Stated exercise
Identify every line in the records below that contains the word "由于其财务报表能被合并到集团母公司的财务报表中去", and copy each of those lines.

Provided data
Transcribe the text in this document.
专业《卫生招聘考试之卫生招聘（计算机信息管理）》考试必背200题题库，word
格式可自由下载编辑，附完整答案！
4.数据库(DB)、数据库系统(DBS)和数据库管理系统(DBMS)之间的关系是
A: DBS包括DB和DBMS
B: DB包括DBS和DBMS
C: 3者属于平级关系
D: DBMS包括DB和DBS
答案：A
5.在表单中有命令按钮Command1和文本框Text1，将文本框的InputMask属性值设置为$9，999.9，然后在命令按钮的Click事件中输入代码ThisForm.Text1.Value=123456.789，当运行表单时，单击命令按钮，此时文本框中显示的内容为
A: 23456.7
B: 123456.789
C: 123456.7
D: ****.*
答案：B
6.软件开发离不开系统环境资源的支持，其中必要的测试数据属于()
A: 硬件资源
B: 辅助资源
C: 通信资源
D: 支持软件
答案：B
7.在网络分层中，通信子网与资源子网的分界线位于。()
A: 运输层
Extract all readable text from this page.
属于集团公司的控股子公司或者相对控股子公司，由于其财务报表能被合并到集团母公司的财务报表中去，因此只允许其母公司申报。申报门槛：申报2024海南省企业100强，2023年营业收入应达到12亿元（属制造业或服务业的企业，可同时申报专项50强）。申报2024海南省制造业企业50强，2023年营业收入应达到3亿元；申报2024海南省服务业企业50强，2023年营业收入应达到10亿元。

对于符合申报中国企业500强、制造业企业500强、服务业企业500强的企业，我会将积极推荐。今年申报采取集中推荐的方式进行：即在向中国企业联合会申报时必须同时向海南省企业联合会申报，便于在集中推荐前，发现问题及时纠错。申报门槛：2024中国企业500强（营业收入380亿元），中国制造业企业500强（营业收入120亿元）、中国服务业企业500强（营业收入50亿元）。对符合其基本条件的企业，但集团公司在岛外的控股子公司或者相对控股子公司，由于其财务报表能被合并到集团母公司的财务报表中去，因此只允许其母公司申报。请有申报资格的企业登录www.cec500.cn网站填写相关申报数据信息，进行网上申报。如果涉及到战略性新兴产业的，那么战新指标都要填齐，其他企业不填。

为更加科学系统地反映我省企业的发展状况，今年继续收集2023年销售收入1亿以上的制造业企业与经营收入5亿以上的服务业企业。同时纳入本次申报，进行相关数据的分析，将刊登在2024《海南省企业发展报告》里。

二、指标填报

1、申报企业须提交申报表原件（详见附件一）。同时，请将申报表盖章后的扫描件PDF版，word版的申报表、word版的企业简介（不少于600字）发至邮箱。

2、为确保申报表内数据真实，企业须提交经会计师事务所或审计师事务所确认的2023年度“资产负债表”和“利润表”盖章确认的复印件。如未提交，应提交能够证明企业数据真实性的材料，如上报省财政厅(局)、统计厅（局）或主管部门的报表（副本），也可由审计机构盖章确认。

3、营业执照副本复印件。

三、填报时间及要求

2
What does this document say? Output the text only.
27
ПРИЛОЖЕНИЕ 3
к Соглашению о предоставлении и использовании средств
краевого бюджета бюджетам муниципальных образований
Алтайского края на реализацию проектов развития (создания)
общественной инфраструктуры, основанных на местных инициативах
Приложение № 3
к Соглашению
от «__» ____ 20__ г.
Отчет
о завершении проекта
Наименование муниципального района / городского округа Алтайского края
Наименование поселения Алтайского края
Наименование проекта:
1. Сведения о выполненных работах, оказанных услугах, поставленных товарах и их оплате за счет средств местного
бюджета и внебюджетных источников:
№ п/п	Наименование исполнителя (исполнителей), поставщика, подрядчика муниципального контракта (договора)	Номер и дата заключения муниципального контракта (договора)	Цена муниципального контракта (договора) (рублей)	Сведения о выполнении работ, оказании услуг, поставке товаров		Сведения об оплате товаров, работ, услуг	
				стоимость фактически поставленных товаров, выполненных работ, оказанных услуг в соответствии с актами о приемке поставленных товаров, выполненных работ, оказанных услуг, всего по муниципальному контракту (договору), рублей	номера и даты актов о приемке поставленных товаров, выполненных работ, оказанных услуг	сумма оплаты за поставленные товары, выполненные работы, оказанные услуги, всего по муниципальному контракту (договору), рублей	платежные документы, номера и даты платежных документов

Completed task
属于集团公司的控股子公司或者相对控股子公司，由于其财务报表能被合并到集团母公司的财务报表中去，因此只允许其母公司申报。申报门槛：申报2024海南省企业100强，2023年营业收入应达到12亿元（属制造业或服务业的企业，可同时申报专项50强）。申报2024海南省制造业企业50强，2023年营业收入应达到3亿元；申报2024海南省服务业企业50强，2023年营业收入应达到10亿元。
对于符合申报中国企业500强、制造业企业500强、服务业企业500强的企业，我会将积极推荐。今年申报采取集中推荐的方式进行：即在向中国企业联合会申报时必须同时向海南省企业联合会申报，便于在集中推荐前，发现问题及时纠错。申报门槛：2024中国企业500强（营业收入380亿元），中国制造业企业500强（营业收入120亿元）、中国服务业企业500强（营业收入50亿元）。对符合其基本条件的企业，但集团公司在岛外的控股子公司或者相对控股子公司，由于其财务报表能被合并到集团母公司的财务报表中去，因此只允许其母公司申报。请有申报资格的企业登录www.cec500.cn网站填写相关申报数据信息，进行网上申报。如果涉及到战略性新兴产业的，那么战新指标都要填齐，其他企业不填。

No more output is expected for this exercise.